INSTRUCTIONS FOR THE TASK: Go through the records underneath and count the lines that include the string "Courbe". Give nothing but the number.

RECORDS FOR PROCESSING:
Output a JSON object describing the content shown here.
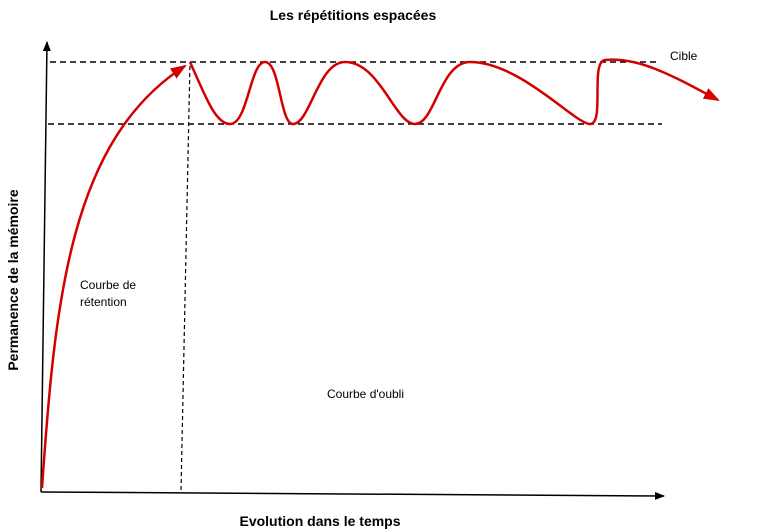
{
  "title": "Les répétitions espacées",
  "x_axis_label": "Evolution dans le temps",
  "y_axis_label": "Permanence de la mémoire",
  "annotations": {
    "target": "Cible",
    "retention_curve": [
      "Courbe de",
      "rétention"
    ],
    "forgetting_curve": "Courbe d'oubli"
  }
}
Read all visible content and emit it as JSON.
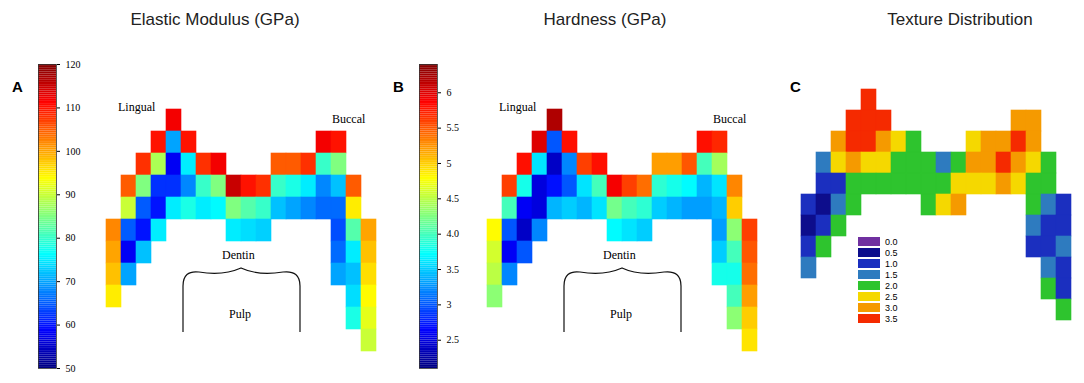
{
  "chart_data": [
    {
      "type": "heatmap",
      "panel": "A",
      "title": "Elastic Modulus (GPa)",
      "annotations": [
        "Lingual",
        "Buccal",
        "Dentin",
        "Pulp"
      ],
      "colorbar": {
        "range": [
          50,
          120
        ],
        "ticks": [
          50,
          60,
          70,
          80,
          90,
          100,
          110,
          120
        ]
      },
      "cells": [
        [
          null,
          null,
          null,
          null,
          112,
          null,
          null,
          null,
          null,
          null,
          null,
          null,
          null,
          null,
          null,
          null,
          null,
          null
        ],
        [
          null,
          null,
          null,
          110,
          70,
          110,
          null,
          null,
          null,
          null,
          null,
          null,
          null,
          null,
          112,
          110,
          null,
          null
        ],
        [
          null,
          null,
          108,
          88,
          58,
          75,
          108,
          112,
          null,
          null,
          null,
          105,
          105,
          108,
          80,
          85,
          null,
          null
        ],
        [
          null,
          105,
          85,
          62,
          62,
          68,
          80,
          85,
          115,
          110,
          108,
          80,
          78,
          75,
          68,
          72,
          105,
          null
        ],
        [
          null,
          90,
          65,
          60,
          75,
          78,
          75,
          76,
          85,
          82,
          80,
          72,
          70,
          68,
          66,
          66,
          95,
          null
        ],
        [
          102,
          65,
          60,
          75,
          null,
          null,
          null,
          null,
          75,
          74,
          73,
          null,
          null,
          null,
          null,
          64,
          82,
          100
        ],
        [
          100,
          58,
          72,
          null,
          null,
          null,
          null,
          null,
          null,
          null,
          null,
          null,
          null,
          null,
          null,
          66,
          75,
          98
        ],
        [
          98,
          70,
          null,
          null,
          null,
          null,
          null,
          null,
          null,
          null,
          null,
          null,
          null,
          null,
          null,
          70,
          72,
          96
        ],
        [
          95,
          null,
          null,
          null,
          null,
          null,
          null,
          null,
          null,
          null,
          null,
          null,
          null,
          null,
          null,
          null,
          74,
          94
        ],
        [
          null,
          null,
          null,
          null,
          null,
          null,
          null,
          null,
          null,
          null,
          null,
          null,
          null,
          null,
          null,
          null,
          78,
          92
        ],
        [
          null,
          null,
          null,
          null,
          null,
          null,
          null,
          null,
          null,
          null,
          null,
          null,
          null,
          null,
          null,
          null,
          null,
          90
        ]
      ]
    },
    {
      "type": "heatmap",
      "panel": "B",
      "title": "Hardness (GPa)",
      "annotations": [
        "Lingual",
        "Buccal",
        "Dentin",
        "Pulp"
      ],
      "colorbar": {
        "range": [
          2.1,
          6.4
        ],
        "ticks": [
          2.5,
          3,
          3.5,
          {
            "value": 4,
            "label": "4.0"
          },
          4.5,
          5,
          5.5,
          6
        ]
      },
      "cells": [
        [
          null,
          null,
          null,
          null,
          6.2,
          null,
          null,
          null,
          null,
          null,
          null,
          null,
          null,
          null,
          null,
          null,
          null,
          null
        ],
        [
          null,
          null,
          null,
          6.0,
          3.0,
          5.8,
          null,
          null,
          null,
          null,
          null,
          null,
          null,
          null,
          5.8,
          5.7,
          null,
          null
        ],
        [
          null,
          null,
          5.8,
          3.6,
          2.4,
          3.2,
          5.6,
          5.8,
          null,
          null,
          null,
          5.2,
          5.2,
          5.5,
          4.0,
          4.4,
          null,
          null
        ],
        [
          null,
          5.6,
          3.8,
          2.5,
          2.7,
          3.0,
          3.6,
          4.0,
          5.9,
          5.6,
          5.4,
          3.9,
          3.8,
          3.7,
          3.4,
          3.6,
          5.3,
          null
        ],
        [
          null,
          4.0,
          2.6,
          2.5,
          3.4,
          3.5,
          3.4,
          3.6,
          4.2,
          4.0,
          3.9,
          3.5,
          3.4,
          3.3,
          3.3,
          3.4,
          5.0,
          null
        ],
        [
          4.8,
          3.0,
          2.4,
          3.2,
          null,
          null,
          null,
          null,
          3.7,
          3.6,
          3.5,
          null,
          null,
          null,
          null,
          3.3,
          4.3,
          5.6
        ],
        [
          4.6,
          2.6,
          3.0,
          null,
          null,
          null,
          null,
          null,
          null,
          null,
          null,
          null,
          null,
          null,
          null,
          3.5,
          4.0,
          5.5
        ],
        [
          4.5,
          3.2,
          null,
          null,
          null,
          null,
          null,
          null,
          null,
          null,
          null,
          null,
          null,
          null,
          null,
          3.8,
          3.8,
          5.4
        ],
        [
          4.3,
          null,
          null,
          null,
          null,
          null,
          null,
          null,
          null,
          null,
          null,
          null,
          null,
          null,
          null,
          null,
          4.0,
          5.2
        ],
        [
          null,
          null,
          null,
          null,
          null,
          null,
          null,
          null,
          null,
          null,
          null,
          null,
          null,
          null,
          null,
          null,
          4.3,
          5.0
        ],
        [
          null,
          null,
          null,
          null,
          null,
          null,
          null,
          null,
          null,
          null,
          null,
          null,
          null,
          null,
          null,
          null,
          null,
          4.9
        ]
      ]
    },
    {
      "type": "heatmap",
      "panel": "C",
      "title": "Texture Distribution",
      "legend": "bottom-left",
      "levels": [
        {
          "value": 0,
          "label": "0.0"
        },
        0.5,
        {
          "value": 1,
          "label": "1.0"
        },
        1.5,
        {
          "value": 2,
          "label": "2.0"
        },
        2.5,
        {
          "value": 3,
          "label": "3.0"
        },
        3.5
      ],
      "colors": [
        "#7030a0",
        "#0d0d8c",
        "#1b2fbf",
        "#2e7bbf",
        "#2ec42e",
        "#f5d800",
        "#f59a00",
        "#f52a00"
      ],
      "cells": [
        [
          null,
          null,
          null,
          null,
          3.5,
          null,
          null,
          null,
          null,
          null,
          null,
          null,
          null,
          null,
          null,
          null,
          null,
          null
        ],
        [
          null,
          null,
          null,
          3.5,
          3.5,
          3.5,
          null,
          null,
          null,
          null,
          null,
          null,
          null,
          null,
          3.0,
          3.0,
          null,
          null
        ],
        [
          null,
          null,
          3.0,
          3.5,
          3.5,
          3.0,
          2.5,
          2.0,
          null,
          null,
          null,
          2.5,
          3.0,
          3.0,
          3.5,
          3.0,
          null,
          null
        ],
        [
          null,
          1.5,
          2.5,
          3.0,
          2.5,
          2.5,
          2.0,
          2.0,
          2.0,
          1.5,
          2.0,
          3.0,
          3.0,
          3.5,
          3.0,
          2.5,
          2.0,
          null
        ],
        [
          null,
          1.0,
          1.0,
          2.0,
          2.0,
          2.0,
          2.0,
          2.0,
          2.0,
          2.0,
          2.5,
          2.5,
          2.5,
          3.0,
          2.5,
          2.0,
          2.0,
          null
        ],
        [
          1.0,
          0.5,
          1.5,
          2.0,
          null,
          null,
          null,
          null,
          2.0,
          2.5,
          3.0,
          null,
          null,
          null,
          null,
          2.0,
          1.5,
          1.0
        ],
        [
          0.5,
          1.0,
          2.0,
          null,
          null,
          null,
          null,
          null,
          null,
          null,
          null,
          null,
          null,
          null,
          null,
          1.5,
          1.0,
          1.0
        ],
        [
          1.0,
          2.0,
          null,
          null,
          null,
          null,
          null,
          null,
          null,
          null,
          null,
          null,
          null,
          null,
          null,
          1.0,
          1.0,
          1.5
        ],
        [
          1.5,
          null,
          null,
          null,
          null,
          null,
          null,
          null,
          null,
          null,
          null,
          null,
          null,
          null,
          null,
          null,
          1.5,
          1.0
        ],
        [
          null,
          null,
          null,
          null,
          null,
          null,
          null,
          null,
          null,
          null,
          null,
          null,
          null,
          null,
          null,
          null,
          2.0,
          1.0
        ],
        [
          null,
          null,
          null,
          null,
          null,
          null,
          null,
          null,
          null,
          null,
          null,
          null,
          null,
          null,
          null,
          null,
          null,
          2.0
        ]
      ]
    }
  ]
}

SOLUTION: 2